**TEKS DOKUMEN**

Karenanya dalam mewujudkan diri sebagai "citra Allah" tersebut,
manusia berusaha mengatur dan menaklukkan dunia ciptaan. Dengan ini, manusia dipanggil untuk membangun dunia. Namun
Konsili sadar bahwa seringkali usaha manusia yang indah itu dicemarkan oleh
dosa, sehingga situasi dunia tidak ideal karena diwarnai oleh peperangan dan
kebencian. Dunia baru yang diharapakan adalah dunia manusia yang hidup dalam
persaudaraan. Harapannya, hal itu nyata dalam dunia sehari-hari.
Dalam
membangun dunia ini manusia tidak melupakan cita-cita akan kediaman dan dunia
baru yang akan diberikan Allah kepada manusia, dunia dimana maut tak berkuasa
lagi dan manusia hidup berdampingan dalam keadilan, kedamaian dan kebahagiaan.
Dunia ini hanyalah tercapai dengan datangnya Kerajaan Allah secara definitif.
Tetapi dunia tersebut bukan juga sesuatu yang jauh, melainkan sudah mulai hadir
di dunia ini. datang, namun dunia yang akan datang itu sudah hadir pada masa
kini, meski belum mencapai kepenuhannya. Gereja memang mengejar keselamatan
yang akan datang itu, karena itulah yang menjadi tujuan akhir umat manusia,
hidup berbahagia dalam relasi dengan Allah sendiri. Sebagaimana misteri Gereja
sendiri yang sekaligus kelihatan dan tak kelihatan, demikian pula perwujudan
keselamatan yang harus diwartakan oleh Gereja, bersumber dan bertujuan pada
kehidupan bersama Allah, namun mulai menjadi nyata dalam dunia ini.
"Memang Gereja dalam mengejar tujuan penyelamatannya, bukan saja memberikan
kehidupan ilahi kepada manusia, tetapi juga mencurahkan pantulan terangnya
sedikit-dikitnya ke atas seluruh dunia, terutama dengan memulihkan serta
mengangkat martabat manusia, dengan meneguhkan sendi-sendi masyarakat manusia
dan dengan meresapi usaha manusia sehari-hari dengan makna dan arti yang
terdalam" (GS art.40)[27].

**TUGAS 1**
Ulangi dengan persis baris-baris di bawah, mulai dari baris pertama dan terus sampai baris yang memuat "point — [106, 334, 134, 362]", baris itu juga disertakan.
Teks tersebut tidak berhubungan dengan baris-baris di bawah.

**BARIS UNTUK DIOLAH**
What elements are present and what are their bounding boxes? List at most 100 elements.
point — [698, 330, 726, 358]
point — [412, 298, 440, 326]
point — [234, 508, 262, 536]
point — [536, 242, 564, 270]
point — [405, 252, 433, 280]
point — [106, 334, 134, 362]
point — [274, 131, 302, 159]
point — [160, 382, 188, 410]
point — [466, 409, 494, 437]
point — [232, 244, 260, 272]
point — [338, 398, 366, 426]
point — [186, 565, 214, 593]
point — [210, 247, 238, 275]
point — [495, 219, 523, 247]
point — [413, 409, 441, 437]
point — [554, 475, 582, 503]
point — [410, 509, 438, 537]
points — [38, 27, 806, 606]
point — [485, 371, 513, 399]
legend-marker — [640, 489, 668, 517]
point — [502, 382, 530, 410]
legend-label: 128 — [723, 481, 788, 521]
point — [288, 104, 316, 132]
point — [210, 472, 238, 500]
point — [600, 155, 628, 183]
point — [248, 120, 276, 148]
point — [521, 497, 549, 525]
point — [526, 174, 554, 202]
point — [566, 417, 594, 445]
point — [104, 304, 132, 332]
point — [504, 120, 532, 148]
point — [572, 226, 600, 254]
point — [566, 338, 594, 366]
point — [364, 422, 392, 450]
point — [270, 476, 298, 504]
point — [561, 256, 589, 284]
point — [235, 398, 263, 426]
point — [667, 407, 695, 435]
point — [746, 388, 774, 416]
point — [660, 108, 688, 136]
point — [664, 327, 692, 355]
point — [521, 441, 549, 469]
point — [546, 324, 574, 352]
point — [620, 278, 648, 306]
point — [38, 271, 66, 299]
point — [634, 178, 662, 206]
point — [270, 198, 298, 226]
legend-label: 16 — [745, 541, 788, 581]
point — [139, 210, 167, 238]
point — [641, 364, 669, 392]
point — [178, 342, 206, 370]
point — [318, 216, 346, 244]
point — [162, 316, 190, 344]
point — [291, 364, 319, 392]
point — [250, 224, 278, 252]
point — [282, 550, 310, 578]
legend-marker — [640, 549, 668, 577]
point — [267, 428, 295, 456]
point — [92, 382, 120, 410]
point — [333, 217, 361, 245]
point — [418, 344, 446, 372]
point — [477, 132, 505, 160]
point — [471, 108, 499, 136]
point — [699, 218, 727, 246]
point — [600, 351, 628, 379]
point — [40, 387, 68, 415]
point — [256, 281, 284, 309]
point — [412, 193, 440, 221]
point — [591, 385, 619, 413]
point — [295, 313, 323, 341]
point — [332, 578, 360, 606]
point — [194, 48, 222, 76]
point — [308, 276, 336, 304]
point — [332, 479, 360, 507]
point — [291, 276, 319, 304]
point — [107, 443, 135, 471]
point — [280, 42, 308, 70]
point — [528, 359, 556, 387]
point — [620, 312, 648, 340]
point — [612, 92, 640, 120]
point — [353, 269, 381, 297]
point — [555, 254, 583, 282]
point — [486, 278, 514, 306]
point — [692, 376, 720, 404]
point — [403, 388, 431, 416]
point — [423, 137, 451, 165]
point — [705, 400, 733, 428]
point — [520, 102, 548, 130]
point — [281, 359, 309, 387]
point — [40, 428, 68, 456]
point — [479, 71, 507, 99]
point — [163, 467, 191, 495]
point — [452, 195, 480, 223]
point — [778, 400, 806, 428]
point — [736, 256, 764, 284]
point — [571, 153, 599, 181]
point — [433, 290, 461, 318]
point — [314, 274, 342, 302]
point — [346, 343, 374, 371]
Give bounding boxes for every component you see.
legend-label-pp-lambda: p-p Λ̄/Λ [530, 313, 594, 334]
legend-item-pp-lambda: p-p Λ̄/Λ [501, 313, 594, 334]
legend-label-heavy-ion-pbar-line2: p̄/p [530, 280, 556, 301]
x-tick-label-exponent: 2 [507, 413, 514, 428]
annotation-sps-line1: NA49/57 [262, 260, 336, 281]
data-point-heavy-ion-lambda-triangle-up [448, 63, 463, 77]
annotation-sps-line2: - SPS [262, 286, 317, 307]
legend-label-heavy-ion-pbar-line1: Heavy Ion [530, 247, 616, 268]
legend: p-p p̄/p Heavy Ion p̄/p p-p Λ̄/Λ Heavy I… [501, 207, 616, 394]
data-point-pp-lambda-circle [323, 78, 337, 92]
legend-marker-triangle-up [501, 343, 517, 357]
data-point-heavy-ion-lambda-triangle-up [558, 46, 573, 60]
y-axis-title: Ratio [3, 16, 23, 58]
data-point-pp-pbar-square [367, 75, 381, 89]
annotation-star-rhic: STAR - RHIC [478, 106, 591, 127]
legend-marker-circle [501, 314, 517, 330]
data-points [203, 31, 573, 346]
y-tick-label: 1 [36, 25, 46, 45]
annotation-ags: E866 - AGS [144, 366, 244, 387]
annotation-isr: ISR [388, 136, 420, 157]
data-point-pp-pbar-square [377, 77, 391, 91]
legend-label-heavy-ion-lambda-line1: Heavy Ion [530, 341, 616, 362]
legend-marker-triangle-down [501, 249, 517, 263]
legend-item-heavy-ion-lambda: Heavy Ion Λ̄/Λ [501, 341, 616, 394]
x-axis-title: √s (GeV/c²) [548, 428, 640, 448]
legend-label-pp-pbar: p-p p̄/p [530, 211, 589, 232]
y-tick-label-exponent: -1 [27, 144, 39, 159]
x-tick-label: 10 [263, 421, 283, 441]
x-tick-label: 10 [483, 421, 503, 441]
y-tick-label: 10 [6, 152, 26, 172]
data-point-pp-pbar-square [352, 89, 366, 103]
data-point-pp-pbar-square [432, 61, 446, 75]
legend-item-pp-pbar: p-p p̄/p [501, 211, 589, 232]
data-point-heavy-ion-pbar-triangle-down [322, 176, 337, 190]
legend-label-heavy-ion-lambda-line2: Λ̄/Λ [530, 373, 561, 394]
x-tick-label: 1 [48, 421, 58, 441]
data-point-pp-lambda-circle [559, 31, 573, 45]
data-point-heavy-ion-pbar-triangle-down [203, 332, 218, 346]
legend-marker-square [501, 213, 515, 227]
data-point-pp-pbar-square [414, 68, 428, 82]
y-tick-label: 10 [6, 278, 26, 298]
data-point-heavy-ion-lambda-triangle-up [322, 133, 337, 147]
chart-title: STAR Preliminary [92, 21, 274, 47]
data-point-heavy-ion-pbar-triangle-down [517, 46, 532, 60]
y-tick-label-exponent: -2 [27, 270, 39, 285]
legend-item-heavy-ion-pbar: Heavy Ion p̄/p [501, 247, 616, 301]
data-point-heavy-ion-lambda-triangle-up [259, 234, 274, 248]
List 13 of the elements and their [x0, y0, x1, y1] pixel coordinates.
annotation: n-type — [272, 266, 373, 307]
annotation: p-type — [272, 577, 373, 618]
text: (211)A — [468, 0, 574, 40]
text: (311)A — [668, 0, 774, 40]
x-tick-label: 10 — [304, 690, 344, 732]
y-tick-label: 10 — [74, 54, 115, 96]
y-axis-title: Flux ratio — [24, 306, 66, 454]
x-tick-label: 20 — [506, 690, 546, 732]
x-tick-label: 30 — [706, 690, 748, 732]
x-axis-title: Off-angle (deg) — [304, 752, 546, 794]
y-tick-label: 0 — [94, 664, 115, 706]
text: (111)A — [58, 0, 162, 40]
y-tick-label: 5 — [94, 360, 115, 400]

**TUGAS 2**
Tuliskan kembali dengan persis sebagian teks di atas, mulai dari "Karenanya dalam mewujudkan" dan terus sampai "kedamaian dan kebahagiaan.".

**JAWABAN LENGKAP 1**
What elements are present and what are their bounding boxes? List at most 100 elements.
point — [698, 330, 726, 358]
point — [412, 298, 440, 326]
point — [234, 508, 262, 536]
point — [536, 242, 564, 270]
point — [405, 252, 433, 280]
point — [106, 334, 134, 362]

**JAWABAN LENGKAP 2**
Karenanya dalam mewujudkan diri sebagai "citra Allah" tersebut,
manusia berusaha mengatur dan menaklukkan dunia ciptaan. Dengan ini, manusia dipanggil untuk membangun dunia. Namun
Konsili sadar bahwa seringkali usaha manusia yang indah itu dicemarkan oleh
dosa, sehingga situasi dunia tidak ideal karena diwarnai oleh peperangan dan
kebencian. Dunia baru yang diharapakan adalah dunia manusia yang hidup dalam
persaudaraan. Harapannya, hal itu nyata dalam dunia sehari-hari.
Dalam
membangun dunia ini manusia tidak melupakan cita-cita akan kediaman dan dunia
baru yang akan diberikan Allah kepada manusia, dunia dimana maut tak berkuasa
lagi dan manusia hidup berdampingan dalam keadilan, kedamaian dan kebahagiaan.